WORK REQUEST:
Return the stretch of the Rajat Gupta article below from "That said, immigrant" through "and auto theft.", copied word for word.

The New York District Attorney’s prosecution of Rajat Gupta, the former head of McKinsey and a member of the boards of some of the world’s most powerful companies — such as Goldman Sachs and Proctor & Gamble — has set off a firestorm of questions about South Asians and white-collar crime. The DA’s office has accused Gupta of tipping off Galleon hedge fund founder Raj Rajaratnam in what could be the biggest insider trading scam involving South Asians to date. Rajaratnam’s coterie includes Wharton classmates Rajiv Goel and Anil Kumar (who was also Gupta’s protégé at McKinsey) as well as Roomy Khan, an ex-Galleon employee.
The Gupta case has upended the well-entrenched stereotype of the Indian immigrant being an honest, nose-to-the-grindstone type. Certainly, the first wave of engineers and doctors in the 1960s who set up practices in hinterland areas like Alabama or worked for semiconductor firms in Silicon Valley have a right to be incensed at him (if he’s found guilty) for undermining an image built by years of toil. Ditto, the New York cab driver, the New Jersey gas station attendant and the Chicago Dunkin Donuts proprietor, who are known to slave 20 hours a day so they can send their children to good schools and colleges, as well as wire some money back home to their extended families.
That said, immigrant South Asians and crime have never been mutually exclusive. The town of Surrey, near Vancouver, has been ravaged by South Asian gangs who are largely the progeny of Sikh immigrants who migrated to the area as lumberjacks in the early 1900s. In the last few decades, hundreds of young people in Surrey have been killed — many of them completely innocent — over feuds, drug trafficking and auto theft.
However, this is the first time that South Asians abroad have showed an aptitude for white-collar crime, at least in such magnitude. But can one go from there to the claim that this signals a whole community’s new demographic disposition to it? Surely not — for, if so, then what about those involved in alleged insider trader Michael Milken’s ring in the 1980s? After all, Martin Siegel, Ivan Boesky, Dennis Levine and Robert Freeman were all Jewish, as was Milken. Can one make a similar claim about Jews in finance? Or for Caucasians vis-a-vis the debacle at Enron? Or, closer to home, Gujaratis (Harshad Mehta, Ketan Parekh) or Andhra-ites (Telgi, Ramalinga Raju)? Clearly not.
Ethnic stereotyping can be a dangerous preoccupation, since it is more often than not completely inaccurate, and because it essentialises groups rather than historicising their experiences. For instance, the United Kingdom’s 2007 crime survey found that for 90 per cent of crimes where the victims were white, at least one of the offenders was also white — and not Black or Asian, as was often claimed. Statistics on crime perpetrated by African-Americans in the US often conveniently leave out the fact that the majority of victims, too, are African-Americans.
So, while stereotyping isn’t helpful, it may be more instructive to use a somewhat more anthropological approach — say, by taking a closer look at the specific background of those involved in the Gupta case. The majority of Rajaratnam’s tipsters, including Gupta, grew up in South Asia where the socialist state forced you to look for alternative ways of doing things, and where networking is the backbone of how business is transacted. The ones who jumped around the globe as consultants and bankers were arguably never rooted in any one system. Deep down inside, they still had instincts that were shaped by an imperfect legal environment. Low wages ensured that a handful of rupees could allow you to escape a traffic violation, or land a coveted telephone line with international dialing capabilities. For this generation of globetrotters, getting ahead was top priority, unlike Indian immigrants to the US in the 1960s who often found themselves in remote places, and had to re-wire themselves to play by the rules. Their progeny, who have grown up in the US, are even more assimilated into the fabric of social and legal institutions and are therefore, by and large loath to engage in criminal activity.

RECORD SET:
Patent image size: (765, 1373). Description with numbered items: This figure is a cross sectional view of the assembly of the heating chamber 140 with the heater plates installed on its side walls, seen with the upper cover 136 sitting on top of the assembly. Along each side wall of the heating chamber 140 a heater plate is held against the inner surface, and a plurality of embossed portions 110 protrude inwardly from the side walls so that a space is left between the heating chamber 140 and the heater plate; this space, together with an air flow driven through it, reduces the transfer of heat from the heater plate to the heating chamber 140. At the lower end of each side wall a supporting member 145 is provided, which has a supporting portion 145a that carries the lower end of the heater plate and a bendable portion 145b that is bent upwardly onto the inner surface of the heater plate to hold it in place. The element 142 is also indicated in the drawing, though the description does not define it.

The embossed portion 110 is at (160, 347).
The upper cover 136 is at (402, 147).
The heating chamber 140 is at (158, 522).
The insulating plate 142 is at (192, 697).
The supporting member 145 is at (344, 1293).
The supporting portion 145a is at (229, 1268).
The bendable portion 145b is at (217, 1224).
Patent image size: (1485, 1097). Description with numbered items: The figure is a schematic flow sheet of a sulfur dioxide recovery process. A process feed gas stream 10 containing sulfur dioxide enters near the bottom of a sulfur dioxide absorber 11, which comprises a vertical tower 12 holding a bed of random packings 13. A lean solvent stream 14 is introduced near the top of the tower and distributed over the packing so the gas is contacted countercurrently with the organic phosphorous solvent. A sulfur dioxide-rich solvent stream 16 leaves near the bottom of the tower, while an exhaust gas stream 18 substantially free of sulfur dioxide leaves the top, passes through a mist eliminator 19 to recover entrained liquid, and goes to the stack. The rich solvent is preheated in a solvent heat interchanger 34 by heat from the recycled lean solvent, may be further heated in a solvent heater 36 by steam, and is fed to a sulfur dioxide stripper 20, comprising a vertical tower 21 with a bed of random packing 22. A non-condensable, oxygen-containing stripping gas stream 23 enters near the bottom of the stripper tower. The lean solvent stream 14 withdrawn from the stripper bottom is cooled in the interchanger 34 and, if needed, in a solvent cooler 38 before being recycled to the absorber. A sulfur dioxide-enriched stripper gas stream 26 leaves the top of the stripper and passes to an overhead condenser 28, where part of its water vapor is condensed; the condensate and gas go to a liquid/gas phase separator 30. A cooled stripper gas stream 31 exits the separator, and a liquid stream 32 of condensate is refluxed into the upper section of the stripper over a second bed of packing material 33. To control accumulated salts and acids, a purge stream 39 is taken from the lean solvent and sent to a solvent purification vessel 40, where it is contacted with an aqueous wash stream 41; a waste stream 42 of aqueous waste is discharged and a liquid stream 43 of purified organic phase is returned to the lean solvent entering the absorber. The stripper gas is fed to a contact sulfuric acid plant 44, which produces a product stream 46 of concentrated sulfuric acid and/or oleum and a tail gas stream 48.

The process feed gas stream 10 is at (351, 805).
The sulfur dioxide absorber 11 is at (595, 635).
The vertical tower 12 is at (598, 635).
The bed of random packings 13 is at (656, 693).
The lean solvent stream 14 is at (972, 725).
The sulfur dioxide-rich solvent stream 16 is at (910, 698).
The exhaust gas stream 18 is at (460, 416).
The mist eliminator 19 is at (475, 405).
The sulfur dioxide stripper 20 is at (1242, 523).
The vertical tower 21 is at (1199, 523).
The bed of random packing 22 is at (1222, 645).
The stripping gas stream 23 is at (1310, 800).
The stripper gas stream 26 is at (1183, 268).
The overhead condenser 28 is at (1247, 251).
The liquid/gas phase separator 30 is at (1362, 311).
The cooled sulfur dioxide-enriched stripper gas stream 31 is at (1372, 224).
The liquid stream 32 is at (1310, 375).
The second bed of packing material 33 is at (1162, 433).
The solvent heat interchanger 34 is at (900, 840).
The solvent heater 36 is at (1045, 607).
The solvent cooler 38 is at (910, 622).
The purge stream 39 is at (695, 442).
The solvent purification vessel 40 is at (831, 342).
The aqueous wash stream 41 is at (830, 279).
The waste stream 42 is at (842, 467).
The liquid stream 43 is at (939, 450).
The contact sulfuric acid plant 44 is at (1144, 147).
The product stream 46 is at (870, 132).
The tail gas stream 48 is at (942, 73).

ANSWER TO THIS TASK:
That said, immigrant South Asians and crime have never been mutually exclusive. The town of Surrey, near Vancouver, has been ravaged by South Asian gangs who are largely the progeny of Sikh immigrants who migrated to the area as lumberjacks in the early 1900s. In the last few decades, hundreds of young people in Surrey have been killed — many of them completely innocent — over feuds, drug trafficking and auto theft.